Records
◇ ◇ ◇
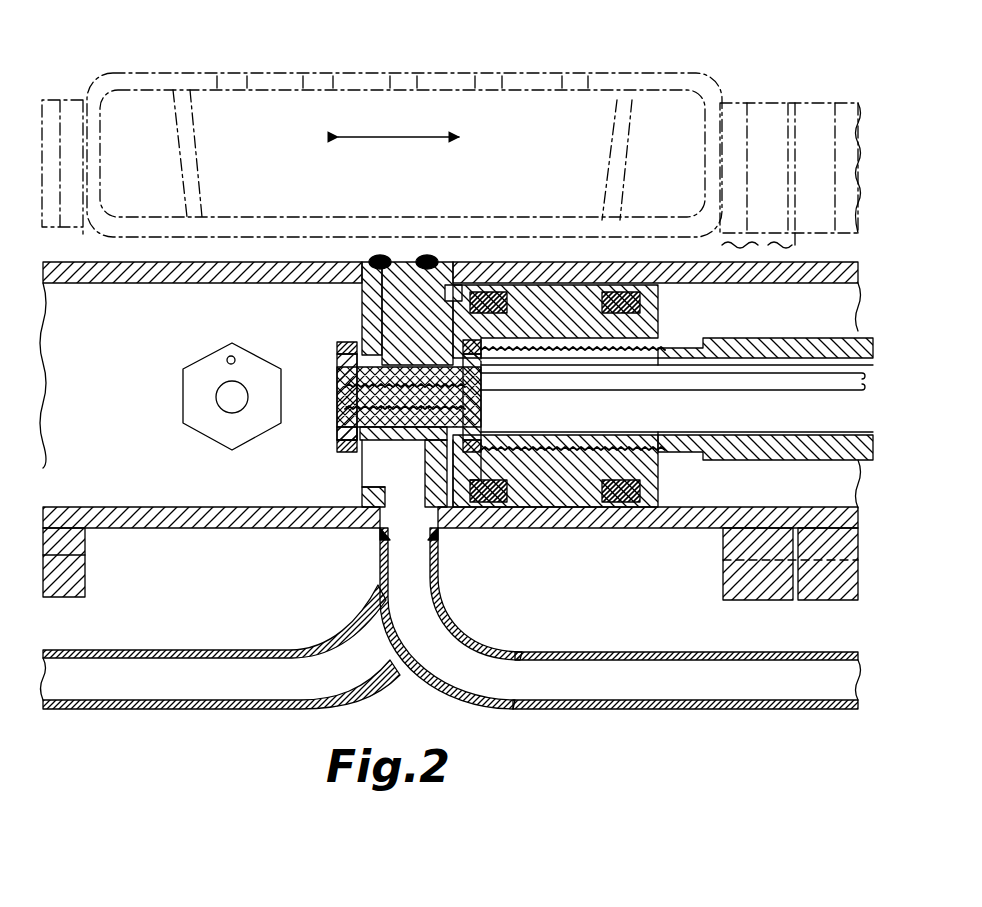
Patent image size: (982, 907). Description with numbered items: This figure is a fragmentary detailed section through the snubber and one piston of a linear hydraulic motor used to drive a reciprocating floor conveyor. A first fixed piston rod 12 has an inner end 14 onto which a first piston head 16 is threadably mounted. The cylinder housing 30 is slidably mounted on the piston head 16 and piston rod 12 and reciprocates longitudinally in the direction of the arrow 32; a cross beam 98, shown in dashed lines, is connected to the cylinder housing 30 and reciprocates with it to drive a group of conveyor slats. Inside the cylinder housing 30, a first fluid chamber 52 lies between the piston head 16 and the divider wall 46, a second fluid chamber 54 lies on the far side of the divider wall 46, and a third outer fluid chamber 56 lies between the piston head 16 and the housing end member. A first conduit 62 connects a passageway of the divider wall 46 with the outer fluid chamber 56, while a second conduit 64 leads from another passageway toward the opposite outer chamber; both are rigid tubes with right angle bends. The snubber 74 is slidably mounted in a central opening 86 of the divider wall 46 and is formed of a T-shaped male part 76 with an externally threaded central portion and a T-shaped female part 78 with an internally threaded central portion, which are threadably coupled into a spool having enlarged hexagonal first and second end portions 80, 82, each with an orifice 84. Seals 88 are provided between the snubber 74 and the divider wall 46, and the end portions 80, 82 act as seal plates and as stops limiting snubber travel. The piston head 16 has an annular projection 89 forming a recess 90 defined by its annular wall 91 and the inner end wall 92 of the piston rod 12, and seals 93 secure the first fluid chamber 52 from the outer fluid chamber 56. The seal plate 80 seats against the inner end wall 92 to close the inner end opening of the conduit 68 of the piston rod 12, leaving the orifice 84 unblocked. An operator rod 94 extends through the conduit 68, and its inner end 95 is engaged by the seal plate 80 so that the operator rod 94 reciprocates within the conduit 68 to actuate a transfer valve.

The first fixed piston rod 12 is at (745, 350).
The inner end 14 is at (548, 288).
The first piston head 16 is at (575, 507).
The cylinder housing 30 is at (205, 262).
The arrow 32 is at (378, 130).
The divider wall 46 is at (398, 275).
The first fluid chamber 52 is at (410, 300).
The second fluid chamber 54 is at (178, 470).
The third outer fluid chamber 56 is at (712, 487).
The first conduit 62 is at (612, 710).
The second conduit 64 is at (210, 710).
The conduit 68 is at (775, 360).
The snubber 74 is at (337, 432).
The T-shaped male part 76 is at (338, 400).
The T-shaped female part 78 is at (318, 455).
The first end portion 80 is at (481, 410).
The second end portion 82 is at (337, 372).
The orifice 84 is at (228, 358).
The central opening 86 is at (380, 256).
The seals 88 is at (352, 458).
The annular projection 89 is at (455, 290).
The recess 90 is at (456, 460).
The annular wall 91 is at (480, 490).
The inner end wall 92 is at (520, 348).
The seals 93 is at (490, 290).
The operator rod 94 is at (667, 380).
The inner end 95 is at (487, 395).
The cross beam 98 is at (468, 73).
◇ ◇ ◇
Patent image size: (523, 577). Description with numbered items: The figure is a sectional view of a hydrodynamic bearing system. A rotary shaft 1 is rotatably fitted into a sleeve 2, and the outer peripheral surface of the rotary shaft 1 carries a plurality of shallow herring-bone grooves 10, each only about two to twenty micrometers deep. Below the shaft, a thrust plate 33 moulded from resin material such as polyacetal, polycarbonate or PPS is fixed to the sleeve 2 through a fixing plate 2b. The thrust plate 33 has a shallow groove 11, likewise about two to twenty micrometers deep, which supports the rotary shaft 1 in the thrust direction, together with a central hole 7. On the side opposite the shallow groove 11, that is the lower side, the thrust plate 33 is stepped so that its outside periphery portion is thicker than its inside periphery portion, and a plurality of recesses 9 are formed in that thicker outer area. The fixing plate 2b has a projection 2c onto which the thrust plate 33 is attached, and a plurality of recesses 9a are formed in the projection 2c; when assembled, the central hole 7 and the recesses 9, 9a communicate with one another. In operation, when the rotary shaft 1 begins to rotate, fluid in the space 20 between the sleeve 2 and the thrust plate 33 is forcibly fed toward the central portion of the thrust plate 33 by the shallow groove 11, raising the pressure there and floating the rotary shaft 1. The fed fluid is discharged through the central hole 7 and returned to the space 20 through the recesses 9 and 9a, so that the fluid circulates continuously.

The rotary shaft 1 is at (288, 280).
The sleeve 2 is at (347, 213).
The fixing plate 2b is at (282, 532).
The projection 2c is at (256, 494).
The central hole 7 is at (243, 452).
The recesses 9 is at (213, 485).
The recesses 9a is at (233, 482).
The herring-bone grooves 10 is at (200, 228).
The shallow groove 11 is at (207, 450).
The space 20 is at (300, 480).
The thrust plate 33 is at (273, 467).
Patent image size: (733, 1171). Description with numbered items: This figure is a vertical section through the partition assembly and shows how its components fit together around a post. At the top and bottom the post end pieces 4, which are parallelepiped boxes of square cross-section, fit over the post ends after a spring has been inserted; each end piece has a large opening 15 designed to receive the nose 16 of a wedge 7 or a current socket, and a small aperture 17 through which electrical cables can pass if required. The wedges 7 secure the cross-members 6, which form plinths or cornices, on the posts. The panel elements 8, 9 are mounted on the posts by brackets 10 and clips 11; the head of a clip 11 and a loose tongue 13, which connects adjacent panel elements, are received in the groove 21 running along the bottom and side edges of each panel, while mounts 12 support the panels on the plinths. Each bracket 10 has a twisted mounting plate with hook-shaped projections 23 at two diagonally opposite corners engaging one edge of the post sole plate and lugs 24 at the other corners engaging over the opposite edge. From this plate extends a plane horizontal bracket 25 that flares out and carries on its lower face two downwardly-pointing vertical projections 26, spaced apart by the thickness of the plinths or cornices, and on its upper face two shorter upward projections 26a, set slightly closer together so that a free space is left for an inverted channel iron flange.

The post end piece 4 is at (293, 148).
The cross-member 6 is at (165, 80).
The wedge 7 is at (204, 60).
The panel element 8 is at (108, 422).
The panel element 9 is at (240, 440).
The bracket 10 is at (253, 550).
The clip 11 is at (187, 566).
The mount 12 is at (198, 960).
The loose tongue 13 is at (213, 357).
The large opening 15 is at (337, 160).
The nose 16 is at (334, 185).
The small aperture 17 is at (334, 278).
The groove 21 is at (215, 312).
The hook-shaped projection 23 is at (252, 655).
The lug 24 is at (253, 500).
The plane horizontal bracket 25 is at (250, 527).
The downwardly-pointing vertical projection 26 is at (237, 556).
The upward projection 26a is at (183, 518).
◇ ◇ ◇
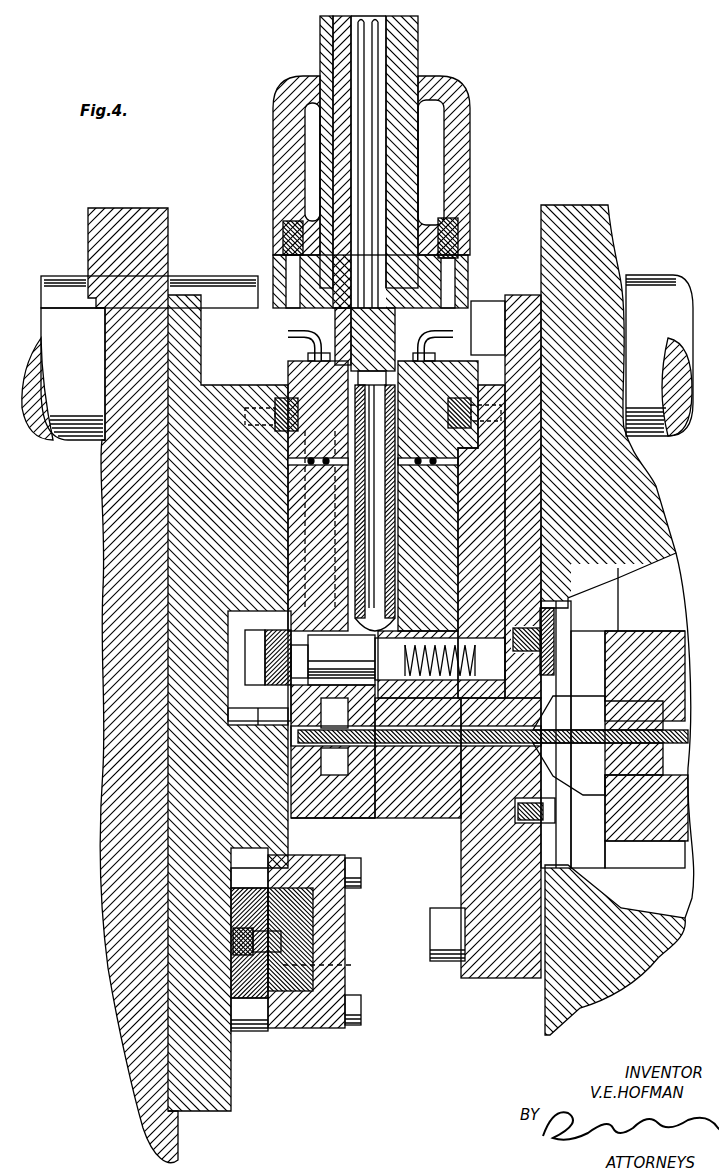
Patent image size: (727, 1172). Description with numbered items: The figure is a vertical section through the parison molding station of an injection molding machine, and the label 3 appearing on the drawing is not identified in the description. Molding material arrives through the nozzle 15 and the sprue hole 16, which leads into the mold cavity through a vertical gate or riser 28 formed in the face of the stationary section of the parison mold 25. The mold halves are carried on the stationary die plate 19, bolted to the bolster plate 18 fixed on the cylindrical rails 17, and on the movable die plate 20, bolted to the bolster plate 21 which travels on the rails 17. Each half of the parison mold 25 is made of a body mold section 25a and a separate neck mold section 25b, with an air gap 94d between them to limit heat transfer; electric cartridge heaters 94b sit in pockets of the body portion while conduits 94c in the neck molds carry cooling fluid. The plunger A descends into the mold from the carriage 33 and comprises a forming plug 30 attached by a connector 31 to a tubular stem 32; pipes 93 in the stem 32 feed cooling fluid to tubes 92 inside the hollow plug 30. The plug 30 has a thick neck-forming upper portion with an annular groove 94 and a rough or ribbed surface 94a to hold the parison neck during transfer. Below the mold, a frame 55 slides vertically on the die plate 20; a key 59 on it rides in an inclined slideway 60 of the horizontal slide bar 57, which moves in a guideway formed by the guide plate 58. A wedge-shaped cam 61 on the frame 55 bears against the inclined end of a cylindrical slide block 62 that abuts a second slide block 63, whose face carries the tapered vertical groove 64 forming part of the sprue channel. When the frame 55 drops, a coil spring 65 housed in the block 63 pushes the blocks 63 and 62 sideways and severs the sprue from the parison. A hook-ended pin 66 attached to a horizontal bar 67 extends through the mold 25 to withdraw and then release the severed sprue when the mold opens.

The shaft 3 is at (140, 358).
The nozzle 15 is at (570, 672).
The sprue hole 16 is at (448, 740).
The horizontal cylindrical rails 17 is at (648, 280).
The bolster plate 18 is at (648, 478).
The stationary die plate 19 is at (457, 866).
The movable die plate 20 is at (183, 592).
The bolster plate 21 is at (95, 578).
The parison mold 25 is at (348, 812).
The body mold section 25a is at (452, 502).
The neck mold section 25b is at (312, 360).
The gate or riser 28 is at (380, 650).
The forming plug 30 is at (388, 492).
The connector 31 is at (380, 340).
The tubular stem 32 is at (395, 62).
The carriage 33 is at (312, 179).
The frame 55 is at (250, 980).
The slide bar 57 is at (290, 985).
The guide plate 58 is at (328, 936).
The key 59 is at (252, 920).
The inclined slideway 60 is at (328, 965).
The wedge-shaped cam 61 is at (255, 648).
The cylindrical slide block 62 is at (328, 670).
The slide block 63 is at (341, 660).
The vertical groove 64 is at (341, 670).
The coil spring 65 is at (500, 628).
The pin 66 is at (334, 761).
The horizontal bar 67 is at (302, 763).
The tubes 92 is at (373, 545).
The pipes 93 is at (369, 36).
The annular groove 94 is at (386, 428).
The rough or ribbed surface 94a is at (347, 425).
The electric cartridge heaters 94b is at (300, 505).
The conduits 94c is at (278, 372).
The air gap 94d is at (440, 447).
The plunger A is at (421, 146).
◇ ◇ ◇
**Problem description**
Format the data from the line containing "Patent image size: (733, 1171)." up to and including the line containing "The downwardly-pointing vertical" as a JSON list of strings, one string per line and blank lines omitted. Include only those lines.

**Task result**
[
  "Patent image size: (733, 1171). Description with numbered items: This figure is a vertical section through the partition assembly and shows how its components fit together around a post. At the top and bottom the post end pieces 4, which are parallelepiped boxes of square cross-section, fit over the post ends after a spring has been inserted; each end piece has a large opening 15 designed to receive the nose 16 of a wedge 7 or a current socket, and a small aperture 17 through which electrical cables can pass if required. The wedges 7 secure the cross-members 6, which form plinths or cornices, on the posts. The panel elements 8, 9 are mounted on the posts by brackets 10 and clips 11; the head of a clip 11 and a loose tongue 13, which connects adjacent panel elements, are received in the groove 21 running along the bottom and side edges of each panel, while mounts 12 support the panels on the plinths. Each bracket 10 has a twisted mounting plate with hook-shaped projections 23 at two diagonally opposite corners engaging one edge of the post sole plate and lugs 24 at the other corners engaging over the opposite edge. From this plate extends a plane horizontal bracket 25 that flares out and carries on its lower face two downwardly-pointing vertical projections 26, spaced apart by the thickness of the plinths or cornices, and on its upper face two shorter upward projections 26a, set slightly closer together so that a free space is left for an inverted channel iron flange.",
  "The post end piece 4 is at (293, 148).",
  "The cross-member 6 is at (165, 80).",
  "The wedge 7 is at (204, 60).",
  "The panel element 8 is at (108, 422).",
  "The panel element 9 is at (240, 440).",
  "The bracket 10 is at (253, 550).",
  "The clip 11 is at (187, 566).",
  "The mount 12 is at (198, 960).",
  "The loose tongue 13 is at (213, 357).",
  "The large opening 15 is at (337, 160).",
  "The nose 16 is at (334, 185).",
  "The small aperture 17 is at (334, 278).",
  "The groove 21 is at (215, 312).",
  "The hook-shaped projection 23 is at (252, 655).",
  "The lug 24 is at (253, 500).",
  "The plane horizontal bracket 25 is at (250, 527).",
  "The downwardly-pointing vertical projection 26 is at (237, 556)."
]